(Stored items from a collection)
________________

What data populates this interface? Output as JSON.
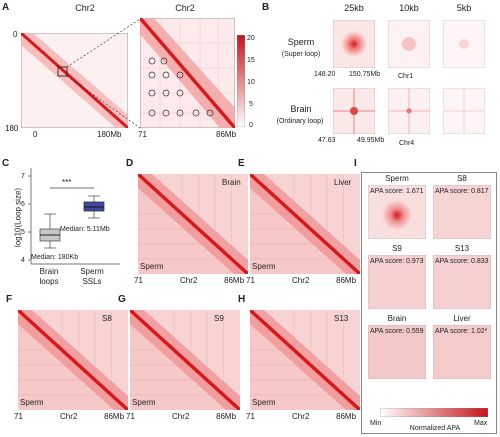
{
  "panels": {
    "A": {
      "letter": "A",
      "left_map": {
        "title": "Chr2",
        "tick_top": "0",
        "tick_bottom": "180",
        "x_start": "0",
        "x_end": "180Mb"
      },
      "zoom_map": {
        "title": "Chr2",
        "x_start": "71",
        "x_end": "86Mb"
      },
      "colorbar_ticks": [
        "20",
        "15",
        "10",
        "5",
        "0"
      ]
    },
    "B": {
      "letter": "B",
      "columns": [
        "25kb",
        "10kb",
        "5kb"
      ],
      "rows": [
        {
          "label": "Sperm",
          "sublabel": "(Super loop)",
          "coord_left": "148.20",
          "coord_right": "150.75Mb",
          "chrom": "Chr1"
        },
        {
          "label": "Brain",
          "sublabel": "(Ordinary loop)",
          "coord_left": "47.63",
          "coord_right": "49.95Mb",
          "chrom": "Chr4"
        }
      ]
    },
    "C": {
      "letter": "C",
      "ylabel": "log10(Loop size)",
      "yticks": [
        "7",
        "6",
        "5",
        "4"
      ],
      "significance": "***",
      "median_brain": "Median: 180Kb",
      "median_sperm": "Median: 5.11Mb",
      "categories": [
        "Brain loops",
        "Sperm SSLs"
      ],
      "box_colors": [
        "#c8c8c8",
        "#3e4a9e"
      ]
    },
    "D": {
      "letter": "D",
      "top_label": "Brain",
      "bottom_label": "Sperm",
      "x_start": "71",
      "x_mid": "Chr2",
      "x_end": "86Mb"
    },
    "E": {
      "letter": "E",
      "top_label": "Liver",
      "bottom_label": "Sperm",
      "x_start": "71",
      "x_mid": "Chr2",
      "x_end": "86Mb"
    },
    "F": {
      "letter": "F",
      "top_label": "S8",
      "bottom_label": "Sperm",
      "x_start": "71",
      "x_mid": "Chr2",
      "x_end": "86Mb"
    },
    "G": {
      "letter": "G",
      "top_label": "S9",
      "bottom_label": "Sperm",
      "x_start": "71",
      "x_mid": "Chr2",
      "x_end": "86Mb"
    },
    "H": {
      "letter": "H",
      "top_label": "S13",
      "bottom_label": "Sperm",
      "x_start": "71",
      "x_mid": "Chr2",
      "x_end": "86Mb"
    },
    "I": {
      "letter": "I",
      "tiles": [
        {
          "name": "Sperm",
          "score": "APA score: 1.671"
        },
        {
          "name": "S8",
          "score": "APA score: 0.817"
        },
        {
          "name": "S9",
          "score": "APA score: 0.973"
        },
        {
          "name": "S13",
          "score": "APA score: 0.833"
        },
        {
          "name": "Brain",
          "score": "APA score: 0.559"
        },
        {
          "name": "Liver",
          "score": "APA score: 1.02*"
        }
      ],
      "colorbar_min": "Min",
      "colorbar_max": "Max",
      "colorbar_label": "Normalized APA"
    }
  },
  "colors": {
    "heat": "#d7191c",
    "heat_light": "#fbe3e3",
    "box_sperm": "#3e4a9e"
  }
}
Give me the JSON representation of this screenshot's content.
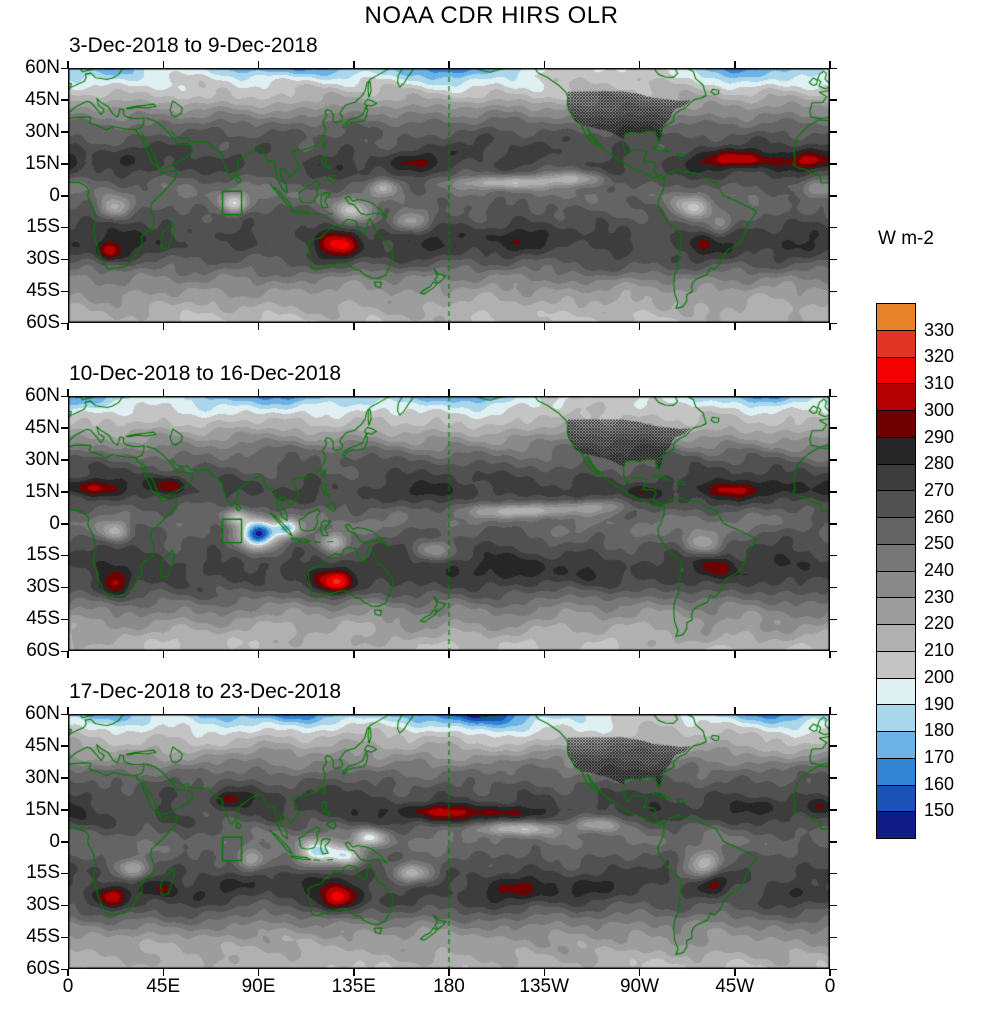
{
  "title": "NOAA CDR HIRS OLR",
  "colorbar": {
    "title": "W m-2",
    "labels": [
      330,
      320,
      310,
      300,
      290,
      280,
      270,
      260,
      250,
      240,
      230,
      220,
      210,
      200,
      190,
      180,
      170,
      160,
      150
    ],
    "colors": [
      "#e8832b",
      "#e03424",
      "#f40000",
      "#b50000",
      "#700000",
      "#262626",
      "#3d3d3d",
      "#515151",
      "#646464",
      "#777777",
      "#8a8a8a",
      "#9d9d9d",
      "#b0b0b0",
      "#c4c4c4",
      "#dff0f2",
      "#aad6ec",
      "#6cb2e4",
      "#3184d2",
      "#1c51b8",
      "#131c86"
    ]
  },
  "axes": {
    "lat_labels": [
      "60N",
      "45N",
      "30N",
      "15N",
      "0",
      "15S",
      "30S",
      "45S",
      "60S"
    ],
    "lat_values": [
      60,
      45,
      30,
      15,
      0,
      -15,
      -30,
      -45,
      -60
    ],
    "lon_labels": [
      "0",
      "45E",
      "90E",
      "135E",
      "180",
      "135W",
      "90W",
      "45W",
      "0"
    ],
    "lon_values": [
      0,
      45,
      90,
      135,
      180,
      225,
      270,
      315,
      360
    ]
  },
  "chart_data": {
    "type": "heatmap",
    "units": "W m-2",
    "lon_range": [
      0,
      360
    ],
    "lat_range": [
      -60,
      60
    ],
    "levels": [
      150,
      160,
      170,
      180,
      190,
      200,
      210,
      220,
      230,
      240,
      250,
      260,
      270,
      280,
      290,
      300,
      310,
      320,
      330
    ],
    "reference_line_lon": 180,
    "roi_box": {
      "lon_min": 73,
      "lon_max": 82,
      "lat_min": -9,
      "lat_max": 2
    },
    "outline_color": "#007c00",
    "base_profile": [
      [
        60,
        198
      ],
      [
        52,
        206
      ],
      [
        46,
        215
      ],
      [
        40,
        232
      ],
      [
        33,
        252
      ],
      [
        27,
        263
      ],
      [
        21,
        270
      ],
      [
        15,
        272
      ],
      [
        10,
        268
      ],
      [
        5,
        258
      ],
      [
        0,
        252
      ],
      [
        -4,
        256
      ],
      [
        -9,
        264
      ],
      [
        -14,
        270
      ],
      [
        -19,
        274
      ],
      [
        -24,
        273
      ],
      [
        -29,
        267
      ],
      [
        -34,
        256
      ],
      [
        -40,
        240
      ],
      [
        -46,
        228
      ],
      [
        -52,
        220
      ],
      [
        -60,
        212
      ]
    ],
    "panels": [
      {
        "label": "3-Dec-2018 to 9-Dec-2018",
        "seed": 0.7,
        "anomalies": [
          [
            100,
            63,
            -38,
            42,
            8
          ],
          [
            185,
            62,
            -40,
            26,
            8
          ],
          [
            322,
            62,
            -35,
            22,
            8
          ],
          [
            15,
            60,
            -20,
            18,
            7
          ],
          [
            78,
            -4,
            -60,
            7,
            5
          ],
          [
            135,
            -7,
            -55,
            10,
            6
          ],
          [
            162,
            -12,
            -45,
            9,
            5
          ],
          [
            150,
            4,
            -40,
            7,
            4
          ],
          [
            205,
            6,
            -48,
            22,
            3.5
          ],
          [
            238,
            8,
            -42,
            16,
            3.5
          ],
          [
            295,
            -6,
            -50,
            9,
            6
          ],
          [
            308,
            -14,
            -35,
            8,
            5
          ],
          [
            22,
            -6,
            -45,
            7,
            5
          ],
          [
            356,
            4,
            -25,
            8,
            4
          ],
          [
            128,
            -23,
            38,
            10,
            6
          ],
          [
            20,
            -26,
            30,
            6,
            5
          ],
          [
            318,
            17,
            30,
            22,
            4
          ],
          [
            352,
            16,
            26,
            10,
            4
          ],
          [
            62,
            14,
            14,
            12,
            4
          ],
          [
            215,
            -20,
            11,
            28,
            7
          ],
          [
            165,
            16,
            13,
            12,
            4
          ],
          [
            300,
            -22,
            14,
            7,
            5
          ]
        ]
      },
      {
        "label": "10-Dec-2018 to 16-Dec-2018",
        "seed": 3.0,
        "anomalies": [
          [
            95,
            63,
            -40,
            42,
            8
          ],
          [
            185,
            62,
            -38,
            26,
            8
          ],
          [
            325,
            62,
            -33,
            22,
            8
          ],
          [
            10,
            60,
            -20,
            18,
            7
          ],
          [
            90,
            -5,
            -105,
            9,
            6.5
          ],
          [
            104,
            -2,
            -60,
            6,
            4
          ],
          [
            80,
            3,
            -45,
            7,
            4
          ],
          [
            125,
            -9,
            -45,
            7,
            5
          ],
          [
            172,
            -13,
            -40,
            9,
            5
          ],
          [
            215,
            6,
            -50,
            22,
            3.5
          ],
          [
            247,
            8,
            -40,
            15,
            3.5
          ],
          [
            300,
            -9,
            -50,
            9,
            6
          ],
          [
            22,
            -4,
            -45,
            7,
            5
          ],
          [
            127,
            -27,
            48,
            9,
            6
          ],
          [
            22,
            -28,
            34,
            7,
            6
          ],
          [
            12,
            17,
            30,
            16,
            4
          ],
          [
            48,
            18,
            24,
            9,
            4
          ],
          [
            318,
            16,
            26,
            18,
            4
          ],
          [
            272,
            15,
            18,
            8,
            3.5
          ],
          [
            212,
            -20,
            11,
            26,
            7
          ],
          [
            305,
            -21,
            18,
            8,
            5
          ],
          [
            165,
            15,
            12,
            12,
            4
          ]
        ]
      },
      {
        "label": "17-Dec-2018 to 23-Dec-2018",
        "seed": 5.3,
        "anomalies": [
          [
            105,
            63,
            -42,
            40,
            8
          ],
          [
            192,
            61,
            -48,
            28,
            8
          ],
          [
            328,
            62,
            -35,
            22,
            8
          ],
          [
            15,
            60,
            -22,
            18,
            7
          ],
          [
            118,
            -5,
            -75,
            8,
            6
          ],
          [
            131,
            -7,
            -65,
            7,
            5
          ],
          [
            143,
            2,
            -55,
            7,
            4
          ],
          [
            87,
            -9,
            -40,
            7,
            5
          ],
          [
            163,
            -15,
            -45,
            10,
            5
          ],
          [
            210,
            6,
            -48,
            22,
            3.5
          ],
          [
            300,
            -11,
            -50,
            9,
            6
          ],
          [
            30,
            -13,
            -40,
            8,
            5
          ],
          [
            250,
            8,
            -35,
            12,
            3.5
          ],
          [
            128,
            -27,
            52,
            10,
            6
          ],
          [
            20,
            -26,
            30,
            7,
            5
          ],
          [
            45,
            -23,
            18,
            6,
            4
          ],
          [
            178,
            14,
            30,
            22,
            4
          ],
          [
            210,
            13,
            24,
            16,
            4
          ],
          [
            305,
            -20,
            22,
            8,
            5
          ],
          [
            77,
            20,
            24,
            8,
            4
          ],
          [
            355,
            16,
            18,
            10,
            4
          ],
          [
            330,
            17,
            16,
            12,
            4
          ],
          [
            215,
            -22,
            12,
            24,
            7
          ]
        ]
      }
    ]
  }
}
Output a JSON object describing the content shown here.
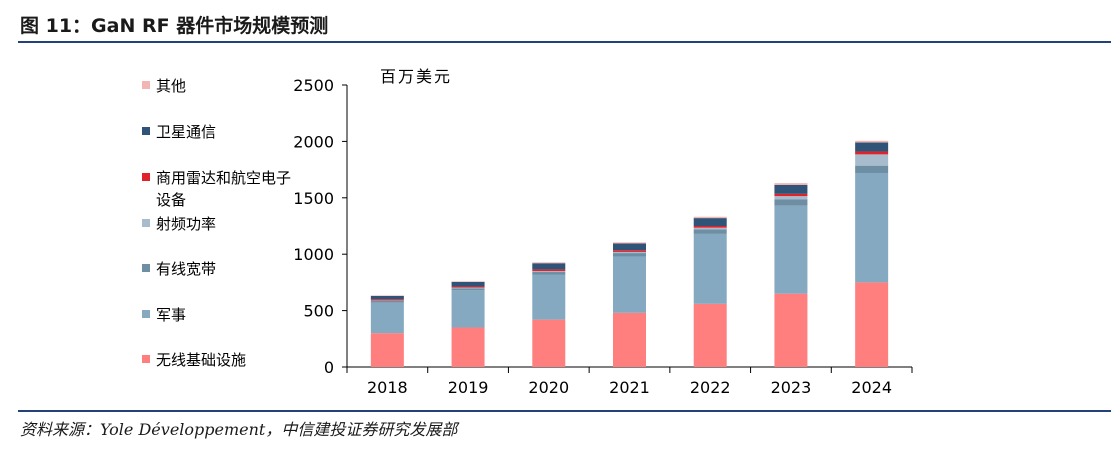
{
  "header": {
    "title": "图 11：GaN RF 器件市场规模预测"
  },
  "footer": {
    "source": "资料来源：Yole Développement，中信建投证券研究发展部"
  },
  "chart_data": {
    "type": "bar",
    "stacked": true,
    "unit_label": "百万美元",
    "categories": [
      "2018",
      "2019",
      "2020",
      "2021",
      "2022",
      "2023",
      "2024"
    ],
    "ylim": [
      0,
      2500
    ],
    "yticks": [
      "0",
      "500",
      "1000",
      "1500",
      "2000",
      "2500"
    ],
    "legend_position": "left",
    "grid": false,
    "series": [
      {
        "name": "无线基础设施",
        "color": "#ff7f7f",
        "values": [
          300,
          350,
          420,
          480,
          560,
          650,
          750
        ]
      },
      {
        "name": "军事",
        "color": "#84a9c0",
        "values": [
          270,
          330,
          400,
          500,
          620,
          780,
          970
        ]
      },
      {
        "name": "有线宽带",
        "color": "#6e8ea4",
        "values": [
          15,
          18,
          22,
          30,
          40,
          55,
          65
        ]
      },
      {
        "name": "射频功率",
        "color": "#a7bccc",
        "values": [
          5,
          6,
          8,
          10,
          15,
          30,
          100
        ]
      },
      {
        "name": "商用雷达和航空电子设备",
        "color": "#e0232b",
        "values": [
          10,
          10,
          15,
          15,
          15,
          20,
          25
        ]
      },
      {
        "name": "卫星通信",
        "color": "#2f5478",
        "values": [
          30,
          40,
          55,
          60,
          70,
          80,
          80
        ]
      },
      {
        "name": "其他",
        "color": "#f3b4b4",
        "values": [
          5,
          6,
          8,
          10,
          12,
          15,
          15
        ]
      }
    ]
  }
}
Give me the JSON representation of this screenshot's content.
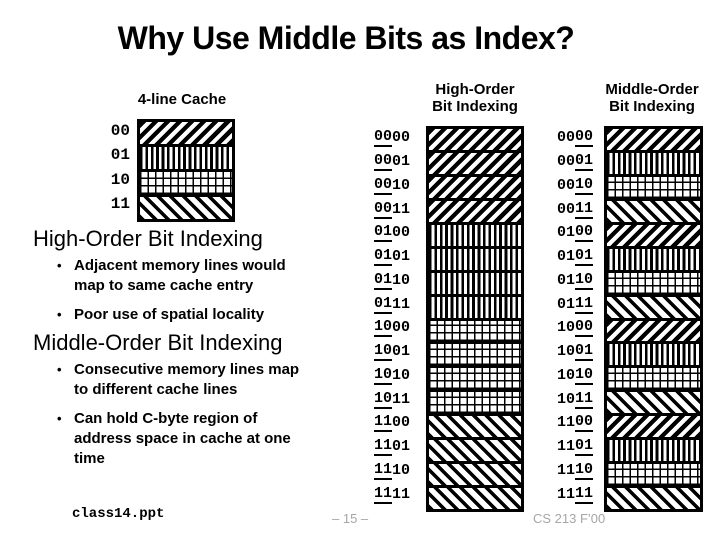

________________

* [Work instructions]: Read the data above and count the lines that include "JSON". Answer only with the count.

* [The response]: 4